* _DIRECTION_
Strip the pictures and reproduce the rest of the listing exactly.

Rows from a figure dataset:
····················

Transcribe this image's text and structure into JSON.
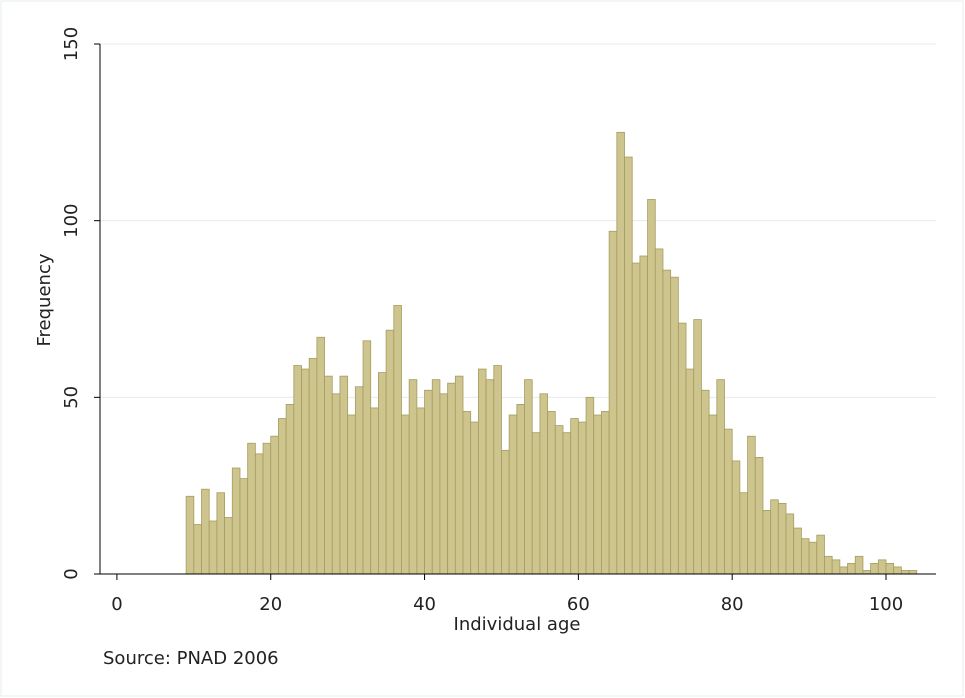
{
  "chart_data": {
    "type": "histogram",
    "x_label": "Individual age",
    "y_label": "Frequency",
    "note": "Source: PNAD 2006",
    "bins": [
      9,
      10,
      11,
      12,
      13,
      14,
      15,
      16,
      17,
      18,
      19,
      20,
      21,
      22,
      23,
      24,
      25,
      26,
      27,
      28,
      29,
      30,
      31,
      32,
      33,
      34,
      35,
      36,
      37,
      38,
      39,
      40,
      41,
      42,
      43,
      44,
      45,
      46,
      47,
      48,
      49,
      50,
      51,
      52,
      53,
      54,
      55,
      56,
      57,
      58,
      59,
      60,
      61,
      62,
      63,
      64,
      65,
      66,
      67,
      68,
      69,
      70,
      71,
      72,
      73,
      74,
      75,
      76,
      77,
      78,
      79,
      80,
      81,
      82,
      83,
      84,
      85,
      86,
      87,
      88,
      89,
      90,
      91,
      92,
      93,
      94,
      95,
      96,
      97,
      98,
      99,
      100,
      101,
      102,
      103,
      104
    ],
    "values": [
      22,
      14,
      24,
      15,
      23,
      16,
      30,
      27,
      37,
      34,
      37,
      39,
      44,
      48,
      59,
      58,
      61,
      67,
      56,
      51,
      56,
      45,
      53,
      66,
      47,
      57,
      69,
      76,
      45,
      55,
      47,
      52,
      55,
      51,
      54,
      56,
      46,
      43,
      58,
      55,
      59,
      35,
      45,
      48,
      55,
      40,
      51,
      46,
      42,
      40,
      44,
      43,
      50,
      45,
      46,
      97,
      125,
      118,
      88,
      90,
      106,
      92,
      86,
      84,
      71,
      58,
      72,
      52,
      45,
      55,
      41,
      32,
      23,
      39,
      33,
      18,
      21,
      20,
      17,
      13,
      10,
      9,
      11,
      5,
      4,
      2,
      3,
      5,
      1,
      3,
      4,
      3,
      2,
      1,
      1
    ],
    "color": "#cdc48e",
    "edge_color": "#a59d5e",
    "xlim": [
      -2.2,
      106.5
    ],
    "ylim": [
      0,
      150
    ],
    "xticks": [
      0,
      20,
      40,
      60,
      80,
      100
    ],
    "yticks": [
      0,
      50,
      100,
      150
    ],
    "grid": true
  }
}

····················

* _TASK OUTPUT_
Transcribe this image's text and structure into JSON.
{
  "chart_data": {
    "type": "histogram",
    "x_label": "Individual age",
    "y_label": "Frequency",
    "note": "Source: PNAD 2006",
    "bins": [
      9,
      10,
      11,
      12,
      13,
      14,
      15,
      16,
      17,
      18,
      19,
      20,
      21,
      22,
      23,
      24,
      25,
      26,
      27,
      28,
      29,
      30,
      31,
      32,
      33,
      34,
      35,
      36,
      37,
      38,
      39,
      40,
      41,
      42,
      43,
      44,
      45,
      46,
      47,
      48,
      49,
      50,
      51,
      52,
      53,
      54,
      55,
      56,
      57,
      58,
      59,
      60,
      61,
      62,
      63,
      64,
      65,
      66,
      67,
      68,
      69,
      70,
      71,
      72,
      73,
      74,
      75,
      76,
      77,
      78,
      79,
      80,
      81,
      82,
      83,
      84,
      85,
      86,
      87,
      88,
      89,
      90,
      91,
      92,
      93,
      94,
      95,
      96,
      97,
      98,
      99,
      100,
      101,
      102,
      103,
      104
    ],
    "values": [
      22,
      14,
      24,
      15,
      23,
      16,
      30,
      27,
      37,
      34,
      37,
      39,
      44,
      48,
      59,
      58,
      61,
      67,
      56,
      51,
      56,
      45,
      53,
      66,
      47,
      57,
      69,
      76,
      45,
      55,
      47,
      52,
      55,
      51,
      54,
      56,
      46,
      43,
      58,
      55,
      59,
      35,
      45,
      48,
      55,
      40,
      51,
      46,
      42,
      40,
      44,
      43,
      50,
      45,
      46,
      97,
      125,
      118,
      88,
      90,
      106,
      92,
      86,
      84,
      71,
      58,
      72,
      52,
      45,
      55,
      41,
      32,
      23,
      39,
      33,
      18,
      21,
      20,
      17,
      13,
      10,
      9,
      11,
      5,
      4,
      2,
      3,
      5,
      1,
      3,
      4,
      3,
      2,
      1,
      1
    ],
    "color": "#cdc48e",
    "edge_color": "#a59d5e",
    "xlim": [
      -2.2,
      106.5
    ],
    "ylim": [
      0,
      150
    ],
    "xticks": [
      0,
      20,
      40,
      60,
      80,
      100
    ],
    "yticks": [
      0,
      50,
      100,
      150
    ],
    "grid": true
  }
}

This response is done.